● **Task description**
Copy out all of the material exactly.

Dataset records
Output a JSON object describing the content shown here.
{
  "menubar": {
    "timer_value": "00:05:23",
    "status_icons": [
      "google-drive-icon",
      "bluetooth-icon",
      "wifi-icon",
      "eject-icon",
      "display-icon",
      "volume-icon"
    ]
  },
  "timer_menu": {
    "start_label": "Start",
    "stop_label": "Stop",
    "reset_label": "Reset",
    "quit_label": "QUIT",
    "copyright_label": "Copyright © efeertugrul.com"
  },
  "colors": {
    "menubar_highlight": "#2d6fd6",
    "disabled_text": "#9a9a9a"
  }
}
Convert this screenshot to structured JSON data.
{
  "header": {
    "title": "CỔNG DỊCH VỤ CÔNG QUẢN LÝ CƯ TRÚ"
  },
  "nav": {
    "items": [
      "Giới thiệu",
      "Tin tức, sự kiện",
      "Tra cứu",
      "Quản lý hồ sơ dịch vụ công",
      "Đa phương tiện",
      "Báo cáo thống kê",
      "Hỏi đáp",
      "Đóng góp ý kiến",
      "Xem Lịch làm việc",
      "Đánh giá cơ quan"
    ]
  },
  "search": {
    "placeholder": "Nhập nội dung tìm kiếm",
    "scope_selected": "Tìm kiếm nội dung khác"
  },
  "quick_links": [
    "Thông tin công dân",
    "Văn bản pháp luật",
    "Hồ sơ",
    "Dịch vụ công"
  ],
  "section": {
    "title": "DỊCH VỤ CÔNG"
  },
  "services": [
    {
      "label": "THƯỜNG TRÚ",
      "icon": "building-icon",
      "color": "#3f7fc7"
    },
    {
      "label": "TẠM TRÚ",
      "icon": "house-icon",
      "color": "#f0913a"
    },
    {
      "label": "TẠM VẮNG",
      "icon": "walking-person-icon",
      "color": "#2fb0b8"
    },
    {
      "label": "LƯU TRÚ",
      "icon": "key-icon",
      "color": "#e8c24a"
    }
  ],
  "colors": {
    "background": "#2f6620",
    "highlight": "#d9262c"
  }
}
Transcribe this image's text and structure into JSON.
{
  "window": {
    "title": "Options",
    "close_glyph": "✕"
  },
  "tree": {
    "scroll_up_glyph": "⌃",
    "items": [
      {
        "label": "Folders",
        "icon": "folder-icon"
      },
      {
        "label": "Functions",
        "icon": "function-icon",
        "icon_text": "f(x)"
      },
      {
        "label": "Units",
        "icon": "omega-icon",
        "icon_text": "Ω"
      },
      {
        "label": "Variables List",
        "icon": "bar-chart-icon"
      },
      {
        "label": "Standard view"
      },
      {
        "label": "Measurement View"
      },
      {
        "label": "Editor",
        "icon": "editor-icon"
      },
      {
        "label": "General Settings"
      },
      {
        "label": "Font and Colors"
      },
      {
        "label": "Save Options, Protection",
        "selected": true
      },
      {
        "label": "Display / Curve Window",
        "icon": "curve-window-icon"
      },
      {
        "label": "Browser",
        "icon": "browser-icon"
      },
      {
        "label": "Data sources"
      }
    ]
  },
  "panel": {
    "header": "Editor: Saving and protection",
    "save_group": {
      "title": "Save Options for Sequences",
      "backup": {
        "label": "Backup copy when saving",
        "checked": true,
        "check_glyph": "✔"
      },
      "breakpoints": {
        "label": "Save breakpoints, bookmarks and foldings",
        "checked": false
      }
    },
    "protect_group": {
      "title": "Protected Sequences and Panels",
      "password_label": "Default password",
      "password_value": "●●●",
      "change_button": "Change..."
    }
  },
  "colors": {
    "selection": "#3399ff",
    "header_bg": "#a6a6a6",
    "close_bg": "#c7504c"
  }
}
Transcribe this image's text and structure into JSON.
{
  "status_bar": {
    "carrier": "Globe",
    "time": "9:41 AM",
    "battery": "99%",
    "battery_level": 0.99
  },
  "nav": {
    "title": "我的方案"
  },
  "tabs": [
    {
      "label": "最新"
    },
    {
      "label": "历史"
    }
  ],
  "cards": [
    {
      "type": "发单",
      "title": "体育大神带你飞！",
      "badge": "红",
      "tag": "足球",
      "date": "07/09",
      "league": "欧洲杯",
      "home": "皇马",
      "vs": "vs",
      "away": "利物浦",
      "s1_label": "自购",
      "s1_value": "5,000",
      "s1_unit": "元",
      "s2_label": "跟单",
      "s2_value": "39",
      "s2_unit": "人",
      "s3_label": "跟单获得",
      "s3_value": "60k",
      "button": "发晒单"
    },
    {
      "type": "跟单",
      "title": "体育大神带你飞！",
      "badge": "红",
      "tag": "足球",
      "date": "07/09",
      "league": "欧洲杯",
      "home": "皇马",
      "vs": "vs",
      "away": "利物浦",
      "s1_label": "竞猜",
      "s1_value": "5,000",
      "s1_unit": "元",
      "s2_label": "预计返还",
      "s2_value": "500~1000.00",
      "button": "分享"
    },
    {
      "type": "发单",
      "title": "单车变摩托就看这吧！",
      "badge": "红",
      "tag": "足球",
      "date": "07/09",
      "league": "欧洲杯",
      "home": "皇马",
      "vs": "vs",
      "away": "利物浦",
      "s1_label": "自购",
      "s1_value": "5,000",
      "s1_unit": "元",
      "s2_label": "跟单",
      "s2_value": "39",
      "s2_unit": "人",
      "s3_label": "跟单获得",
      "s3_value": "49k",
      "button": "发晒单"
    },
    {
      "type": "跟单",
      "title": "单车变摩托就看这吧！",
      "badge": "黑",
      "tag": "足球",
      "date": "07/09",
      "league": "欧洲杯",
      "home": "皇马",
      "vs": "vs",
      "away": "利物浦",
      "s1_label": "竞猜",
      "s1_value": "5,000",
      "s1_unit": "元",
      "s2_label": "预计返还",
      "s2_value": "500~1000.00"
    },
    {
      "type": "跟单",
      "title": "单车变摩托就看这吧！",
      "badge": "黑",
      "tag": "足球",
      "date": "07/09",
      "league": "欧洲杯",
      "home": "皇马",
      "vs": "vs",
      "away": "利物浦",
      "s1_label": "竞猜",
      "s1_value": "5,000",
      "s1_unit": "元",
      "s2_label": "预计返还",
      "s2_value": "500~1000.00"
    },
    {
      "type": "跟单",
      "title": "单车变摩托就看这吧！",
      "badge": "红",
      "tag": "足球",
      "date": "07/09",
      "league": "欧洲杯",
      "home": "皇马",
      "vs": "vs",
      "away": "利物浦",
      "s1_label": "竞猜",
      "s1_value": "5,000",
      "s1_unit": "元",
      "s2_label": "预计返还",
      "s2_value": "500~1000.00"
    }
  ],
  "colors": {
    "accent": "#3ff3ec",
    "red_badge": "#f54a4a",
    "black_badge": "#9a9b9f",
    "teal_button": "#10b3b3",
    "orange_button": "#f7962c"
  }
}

● **Written response**
Output a JSON object describing the content shown here.
{
  "menubar": {
    "timer_value": "00:05:23",
    "status_icons": [
      "google-drive-icon",
      "bluetooth-icon",
      "wifi-icon",
      "eject-icon",
      "display-icon",
      "volume-icon"
    ]
  },
  "timer_menu": {
    "start_label": "Start",
    "stop_label": "Stop",
    "reset_label": "Reset",
    "quit_label": "QUIT",
    "copyright_label": "Copyright © efeertugrul.com"
  },
  "colors": {
    "menubar_highlight": "#2d6fd6",
    "disabled_text": "#9a9a9a"
  }
}
Convert this screenshot to structured JSON data.
{
  "header": {
    "title": "CỔNG DỊCH VỤ CÔNG QUẢN LÝ CƯ TRÚ"
  },
  "nav": {
    "items": [
      "Giới thiệu",
      "Tin tức, sự kiện",
      "Tra cứu",
      "Quản lý hồ sơ dịch vụ công",
      "Đa phương tiện",
      "Báo cáo thống kê",
      "Hỏi đáp",
      "Đóng góp ý kiến",
      "Xem Lịch làm việc",
      "Đánh giá cơ quan"
    ]
  },
  "search": {
    "placeholder": "Nhập nội dung tìm kiếm",
    "scope_selected": "Tìm kiếm nội dung khác"
  },
  "quick_links": [
    "Thông tin công dân",
    "Văn bản pháp luật",
    "Hồ sơ",
    "Dịch vụ công"
  ],
  "section": {
    "title": "DỊCH VỤ CÔNG"
  },
  "services": [
    {
      "label": "THƯỜNG TRÚ",
      "icon": "building-icon",
      "color": "#3f7fc7"
    },
    {
      "label": "TẠM TRÚ",
      "icon": "house-icon",
      "color": "#f0913a"
    },
    {
      "label": "TẠM VẮNG",
      "icon": "walking-person-icon",
      "color": "#2fb0b8"
    },
    {
      "label": "LƯU TRÚ",
      "icon": "key-icon",
      "color": "#e8c24a"
    }
  ],
  "colors": {
    "background": "#2f6620",
    "highlight": "#d9262c"
  }
}
Transcribe this image's text and structure into JSON.
{
  "window": {
    "title": "Options",
    "close_glyph": "✕"
  },
  "tree": {
    "scroll_up_glyph": "⌃",
    "items": [
      {
        "label": "Folders",
        "icon": "folder-icon"
      },
      {
        "label": "Functions",
        "icon": "function-icon",
        "icon_text": "f(x)"
      },
      {
        "label": "Units",
        "icon": "omega-icon",
        "icon_text": "Ω"
      },
      {
        "label": "Variables List",
        "icon": "bar-chart-icon"
      },
      {
        "label": "Standard view"
      },
      {
        "label": "Measurement View"
      },
      {
        "label": "Editor",
        "icon": "editor-icon"
      },
      {
        "label": "General Settings"
      },
      {
        "label": "Font and Colors"
      },
      {
        "label": "Save Options, Protection",
        "selected": true
      },
      {
        "label": "Display / Curve Window",
        "icon": "curve-window-icon"
      },
      {
        "label": "Browser",
        "icon": "browser-icon"
      },
      {
        "label": "Data sources"
      }
    ]
  },
  "panel": {
    "header": "Editor: Saving and protection",
    "save_group": {
      "title": "Save Options for Sequences",
      "backup": {
        "label": "Backup copy when saving",
        "checked": true,
        "check_glyph": "✔"
      },
      "breakpoints": {
        "label": "Save breakpoints, bookmarks and foldings",
        "checked": false
      }
    },
    "protect_group": {
      "title": "Protected Sequences and Panels",
      "password_label": "Default password",
      "password_value": "●●●",
      "change_button": "Change..."
    }
  },
  "colors": {
    "selection": "#3399ff",
    "header_bg": "#a6a6a6",
    "close_bg": "#c7504c"
  }
}
Transcribe this image's text and structure into JSON.
{
  "status_bar": {
    "carrier": "Globe",
    "time": "9:41 AM",
    "battery": "99%",
    "battery_level": 0.99
  },
  "nav": {
    "title": "我的方案"
  },
  "tabs": [
    {
      "label": "最新"
    },
    {
      "label": "历史"
    }
  ],
  "cards": [
    {
      "type": "发单",
      "title": "体育大神带你飞！",
      "badge": "红",
      "tag": "足球",
      "date": "07/09",
      "league": "欧洲杯",
      "home": "皇马",
      "vs": "vs",
      "away": "利物浦",
      "s1_label": "自购",
      "s1_value": "5,000",
      "s1_unit": "元",
      "s2_label": "跟单",
      "s2_value": "39",
      "s2_unit": "人",
      "s3_label": "跟单获得",
      "s3_value": "60k",
      "button": "发晒单"
    },
    {
      "type": "跟单",
      "title": "体育大神带你飞！",
      "badge": "红",
      "tag": "足球",
      "date": "07/09",
      "league": "欧洲杯",
      "home": "皇马",
      "vs": "vs",
      "away": "利物浦",
      "s1_label": "竞猜",
      "s1_value": "5,000",
      "s1_unit": "元",
      "s2_label": "预计返还",
      "s2_value": "500~1000.00",
      "button": "分享"
    },
    {
      "type": "发单",
      "title": "单车变摩托就看这吧！",
      "badge": "红",
      "tag": "足球",
      "date": "07/09",
      "league": "欧洲杯",
      "home": "皇马",
      "vs": "vs",
      "away": "利物浦",
      "s1_label": "自购",
      "s1_value": "5,000",
      "s1_unit": "元",
      "s2_label": "跟单",
      "s2_value": "39",
      "s2_unit": "人",
      "s3_label": "跟单获得",
      "s3_value": "49k",
      "button": "发晒单"
    },
    {
      "type": "跟单",
      "title": "单车变摩托就看这吧！",
      "badge": "黑",
      "tag": "足球",
      "date": "07/09",
      "league": "欧洲杯",
      "home": "皇马",
      "vs": "vs",
      "away": "利物浦",
      "s1_label": "竞猜",
      "s1_value": "5,000",
      "s1_unit": "元",
      "s2_label": "预计返还",
      "s2_value": "500~1000.00"
    },
    {
      "type": "跟单",
      "title": "单车变摩托就看这吧！",
      "badge": "黑",
      "tag": "足球",
      "date": "07/09",
      "league": "欧洲杯",
      "home": "皇马",
      "vs": "vs",
      "away": "利物浦",
      "s1_label": "竞猜",
      "s1_value": "5,000",
      "s1_unit": "元",
      "s2_label": "预计返还",
      "s2_value": "500~1000.00"
    },
    {
      "type": "跟单",
      "title": "单车变摩托就看这吧！",
      "badge": "红",
      "tag": "足球",
      "date": "07/09",
      "league": "欧洲杯",
      "home": "皇马",
      "vs": "vs",
      "away": "利物浦",
      "s1_label": "竞猜",
      "s1_value": "5,000",
      "s1_unit": "元",
      "s2_label": "预计返还",
      "s2_value": "500~1000.00"
    }
  ],
  "colors": {
    "accent": "#3ff3ec",
    "red_badge": "#f54a4a",
    "black_badge": "#9a9b9f",
    "teal_button": "#10b3b3",
    "orange_button": "#f7962c"
  }
}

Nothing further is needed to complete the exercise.